From the entries below, gather each line containing the word "Plummer".

— start LISTING —

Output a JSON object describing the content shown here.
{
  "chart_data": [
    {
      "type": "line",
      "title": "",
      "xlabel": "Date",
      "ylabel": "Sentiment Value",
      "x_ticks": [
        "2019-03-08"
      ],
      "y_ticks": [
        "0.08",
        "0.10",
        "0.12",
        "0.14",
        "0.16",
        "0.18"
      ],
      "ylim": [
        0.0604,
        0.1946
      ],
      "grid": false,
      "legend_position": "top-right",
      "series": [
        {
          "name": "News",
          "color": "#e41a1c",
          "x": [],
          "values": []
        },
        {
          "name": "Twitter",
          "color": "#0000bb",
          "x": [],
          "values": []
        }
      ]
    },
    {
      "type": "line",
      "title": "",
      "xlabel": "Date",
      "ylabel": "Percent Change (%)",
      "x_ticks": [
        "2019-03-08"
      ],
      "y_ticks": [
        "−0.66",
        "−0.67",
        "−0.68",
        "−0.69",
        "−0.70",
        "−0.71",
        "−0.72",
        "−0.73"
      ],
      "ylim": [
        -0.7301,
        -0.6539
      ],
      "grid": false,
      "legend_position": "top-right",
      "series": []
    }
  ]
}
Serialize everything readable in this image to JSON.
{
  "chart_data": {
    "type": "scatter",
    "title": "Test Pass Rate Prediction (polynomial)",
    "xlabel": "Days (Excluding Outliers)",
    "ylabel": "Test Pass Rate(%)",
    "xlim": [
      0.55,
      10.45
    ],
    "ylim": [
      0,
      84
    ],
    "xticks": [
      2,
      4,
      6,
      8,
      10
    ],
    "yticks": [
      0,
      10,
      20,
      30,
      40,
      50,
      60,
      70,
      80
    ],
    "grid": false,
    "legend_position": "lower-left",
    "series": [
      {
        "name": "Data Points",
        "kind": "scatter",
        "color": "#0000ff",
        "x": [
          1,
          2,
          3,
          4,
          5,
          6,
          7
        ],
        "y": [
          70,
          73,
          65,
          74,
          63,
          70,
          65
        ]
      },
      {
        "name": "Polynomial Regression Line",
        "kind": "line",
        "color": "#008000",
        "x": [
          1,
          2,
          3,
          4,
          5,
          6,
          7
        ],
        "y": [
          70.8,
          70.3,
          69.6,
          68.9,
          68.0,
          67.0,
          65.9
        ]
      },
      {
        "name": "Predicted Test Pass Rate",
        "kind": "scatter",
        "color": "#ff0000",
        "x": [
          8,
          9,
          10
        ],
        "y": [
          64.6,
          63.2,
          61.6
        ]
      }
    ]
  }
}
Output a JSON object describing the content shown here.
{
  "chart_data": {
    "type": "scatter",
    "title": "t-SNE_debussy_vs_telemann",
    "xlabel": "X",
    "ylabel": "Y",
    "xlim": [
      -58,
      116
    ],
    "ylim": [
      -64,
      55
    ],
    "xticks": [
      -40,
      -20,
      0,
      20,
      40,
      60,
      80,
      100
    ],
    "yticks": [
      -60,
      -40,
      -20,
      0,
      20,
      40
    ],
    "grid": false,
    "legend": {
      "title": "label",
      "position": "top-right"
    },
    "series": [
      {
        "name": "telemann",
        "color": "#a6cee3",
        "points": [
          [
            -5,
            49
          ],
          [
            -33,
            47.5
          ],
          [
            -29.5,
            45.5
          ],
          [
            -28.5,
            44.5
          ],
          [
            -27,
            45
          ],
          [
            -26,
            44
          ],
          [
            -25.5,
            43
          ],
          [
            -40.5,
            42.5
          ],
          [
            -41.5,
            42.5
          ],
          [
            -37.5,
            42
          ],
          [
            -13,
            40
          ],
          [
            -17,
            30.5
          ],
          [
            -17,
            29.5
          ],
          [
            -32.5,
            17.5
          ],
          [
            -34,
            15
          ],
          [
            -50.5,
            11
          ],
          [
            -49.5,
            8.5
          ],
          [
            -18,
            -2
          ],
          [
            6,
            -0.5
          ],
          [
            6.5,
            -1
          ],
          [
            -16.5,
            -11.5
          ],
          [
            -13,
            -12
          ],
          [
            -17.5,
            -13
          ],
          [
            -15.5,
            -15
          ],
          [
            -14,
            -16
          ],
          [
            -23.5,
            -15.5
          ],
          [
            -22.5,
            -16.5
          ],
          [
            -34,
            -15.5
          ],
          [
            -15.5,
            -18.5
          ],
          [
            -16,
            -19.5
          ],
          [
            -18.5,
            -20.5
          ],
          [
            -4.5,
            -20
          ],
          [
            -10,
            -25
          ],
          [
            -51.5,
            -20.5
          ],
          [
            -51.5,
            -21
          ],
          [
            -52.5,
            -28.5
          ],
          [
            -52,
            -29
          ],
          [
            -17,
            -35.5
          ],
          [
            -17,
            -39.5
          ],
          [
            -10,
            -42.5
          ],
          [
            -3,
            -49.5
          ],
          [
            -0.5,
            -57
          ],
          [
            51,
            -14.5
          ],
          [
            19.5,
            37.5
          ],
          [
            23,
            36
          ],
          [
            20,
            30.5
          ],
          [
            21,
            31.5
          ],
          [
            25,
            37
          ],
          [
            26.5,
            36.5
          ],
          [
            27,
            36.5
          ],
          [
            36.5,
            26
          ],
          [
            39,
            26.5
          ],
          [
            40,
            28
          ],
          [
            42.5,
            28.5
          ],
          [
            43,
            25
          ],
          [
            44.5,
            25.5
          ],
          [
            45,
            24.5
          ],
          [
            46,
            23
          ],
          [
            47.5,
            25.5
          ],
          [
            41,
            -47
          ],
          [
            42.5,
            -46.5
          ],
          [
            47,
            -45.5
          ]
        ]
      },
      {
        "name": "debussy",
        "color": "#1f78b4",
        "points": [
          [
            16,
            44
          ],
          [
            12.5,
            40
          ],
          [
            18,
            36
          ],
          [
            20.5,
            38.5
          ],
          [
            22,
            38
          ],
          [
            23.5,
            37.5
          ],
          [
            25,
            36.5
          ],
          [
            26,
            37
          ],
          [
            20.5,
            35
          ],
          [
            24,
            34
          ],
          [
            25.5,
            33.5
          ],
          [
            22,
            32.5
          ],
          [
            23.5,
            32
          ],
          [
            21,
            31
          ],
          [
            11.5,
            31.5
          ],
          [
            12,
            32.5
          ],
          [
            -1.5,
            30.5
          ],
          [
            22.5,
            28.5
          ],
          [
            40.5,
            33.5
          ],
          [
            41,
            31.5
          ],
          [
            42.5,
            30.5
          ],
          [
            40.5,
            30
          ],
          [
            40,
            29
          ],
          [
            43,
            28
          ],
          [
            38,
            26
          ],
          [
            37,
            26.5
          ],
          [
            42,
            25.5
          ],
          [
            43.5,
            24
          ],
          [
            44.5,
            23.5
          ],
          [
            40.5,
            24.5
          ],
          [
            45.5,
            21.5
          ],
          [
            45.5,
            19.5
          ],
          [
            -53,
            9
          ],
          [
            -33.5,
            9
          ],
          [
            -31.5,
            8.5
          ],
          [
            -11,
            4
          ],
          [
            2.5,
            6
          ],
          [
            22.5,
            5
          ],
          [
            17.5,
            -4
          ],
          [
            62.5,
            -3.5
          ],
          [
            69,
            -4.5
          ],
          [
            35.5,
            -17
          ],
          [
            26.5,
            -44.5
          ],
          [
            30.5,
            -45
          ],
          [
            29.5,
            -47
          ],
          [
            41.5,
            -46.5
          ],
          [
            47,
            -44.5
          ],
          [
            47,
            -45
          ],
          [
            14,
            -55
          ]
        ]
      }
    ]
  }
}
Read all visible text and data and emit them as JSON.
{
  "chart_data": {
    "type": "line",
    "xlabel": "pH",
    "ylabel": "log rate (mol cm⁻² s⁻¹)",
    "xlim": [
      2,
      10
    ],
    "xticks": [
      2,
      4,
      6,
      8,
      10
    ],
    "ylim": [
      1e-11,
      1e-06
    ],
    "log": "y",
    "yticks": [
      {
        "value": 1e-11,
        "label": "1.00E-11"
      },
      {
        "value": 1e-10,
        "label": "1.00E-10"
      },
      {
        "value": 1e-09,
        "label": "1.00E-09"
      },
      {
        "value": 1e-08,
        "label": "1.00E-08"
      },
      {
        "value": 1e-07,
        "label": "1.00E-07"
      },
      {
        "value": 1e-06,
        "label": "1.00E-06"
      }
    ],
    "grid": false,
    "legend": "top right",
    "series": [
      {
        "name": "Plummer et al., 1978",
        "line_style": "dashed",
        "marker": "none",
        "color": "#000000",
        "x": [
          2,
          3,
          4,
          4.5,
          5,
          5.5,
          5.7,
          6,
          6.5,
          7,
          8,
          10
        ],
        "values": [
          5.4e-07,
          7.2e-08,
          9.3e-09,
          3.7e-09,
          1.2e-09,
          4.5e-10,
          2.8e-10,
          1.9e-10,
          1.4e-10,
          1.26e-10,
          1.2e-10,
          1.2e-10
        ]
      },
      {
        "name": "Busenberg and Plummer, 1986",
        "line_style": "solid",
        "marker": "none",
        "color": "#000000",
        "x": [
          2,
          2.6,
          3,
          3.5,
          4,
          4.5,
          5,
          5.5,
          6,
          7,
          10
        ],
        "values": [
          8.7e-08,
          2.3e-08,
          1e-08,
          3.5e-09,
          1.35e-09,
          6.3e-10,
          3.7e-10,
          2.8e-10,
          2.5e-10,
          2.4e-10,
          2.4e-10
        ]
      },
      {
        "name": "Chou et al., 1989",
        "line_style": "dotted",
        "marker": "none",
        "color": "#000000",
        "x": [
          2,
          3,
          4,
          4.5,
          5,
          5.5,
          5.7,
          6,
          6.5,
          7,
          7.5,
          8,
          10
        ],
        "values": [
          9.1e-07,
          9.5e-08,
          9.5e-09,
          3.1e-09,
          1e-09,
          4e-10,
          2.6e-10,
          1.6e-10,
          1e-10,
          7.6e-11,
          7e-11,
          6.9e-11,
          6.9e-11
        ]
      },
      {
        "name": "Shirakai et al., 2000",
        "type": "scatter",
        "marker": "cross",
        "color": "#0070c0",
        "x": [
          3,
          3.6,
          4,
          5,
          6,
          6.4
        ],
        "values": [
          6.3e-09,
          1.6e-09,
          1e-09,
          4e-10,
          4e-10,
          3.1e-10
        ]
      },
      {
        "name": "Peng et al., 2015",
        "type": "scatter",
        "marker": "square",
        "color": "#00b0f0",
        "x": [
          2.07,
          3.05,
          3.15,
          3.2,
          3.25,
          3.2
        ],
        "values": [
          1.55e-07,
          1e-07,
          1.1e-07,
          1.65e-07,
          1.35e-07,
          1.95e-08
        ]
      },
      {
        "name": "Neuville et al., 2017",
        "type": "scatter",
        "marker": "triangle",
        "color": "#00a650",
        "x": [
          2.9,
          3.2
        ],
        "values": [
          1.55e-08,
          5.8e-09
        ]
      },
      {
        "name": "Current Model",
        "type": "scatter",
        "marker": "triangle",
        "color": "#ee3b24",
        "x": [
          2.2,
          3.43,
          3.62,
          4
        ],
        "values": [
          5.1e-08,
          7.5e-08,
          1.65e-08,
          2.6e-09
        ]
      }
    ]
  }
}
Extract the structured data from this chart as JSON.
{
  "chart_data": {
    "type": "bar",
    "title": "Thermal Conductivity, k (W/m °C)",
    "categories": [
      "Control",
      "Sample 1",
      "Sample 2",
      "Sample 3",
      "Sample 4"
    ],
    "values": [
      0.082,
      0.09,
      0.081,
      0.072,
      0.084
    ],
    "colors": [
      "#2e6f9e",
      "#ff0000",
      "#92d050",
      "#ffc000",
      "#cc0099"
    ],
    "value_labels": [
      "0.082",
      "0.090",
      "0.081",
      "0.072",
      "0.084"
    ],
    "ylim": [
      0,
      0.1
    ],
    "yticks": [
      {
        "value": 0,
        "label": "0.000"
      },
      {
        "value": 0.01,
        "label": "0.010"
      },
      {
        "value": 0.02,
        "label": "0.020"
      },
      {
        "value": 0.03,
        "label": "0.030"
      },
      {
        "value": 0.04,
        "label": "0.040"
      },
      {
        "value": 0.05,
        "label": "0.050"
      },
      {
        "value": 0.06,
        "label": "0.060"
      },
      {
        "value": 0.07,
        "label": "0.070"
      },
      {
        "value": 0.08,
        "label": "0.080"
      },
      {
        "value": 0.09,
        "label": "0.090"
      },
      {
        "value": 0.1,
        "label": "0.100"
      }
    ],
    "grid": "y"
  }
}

— end LISTING —

= WRITTEN REPLY =
        "name": "Plummer et al., 1978",
        "name": "Busenberg and Plummer, 1986",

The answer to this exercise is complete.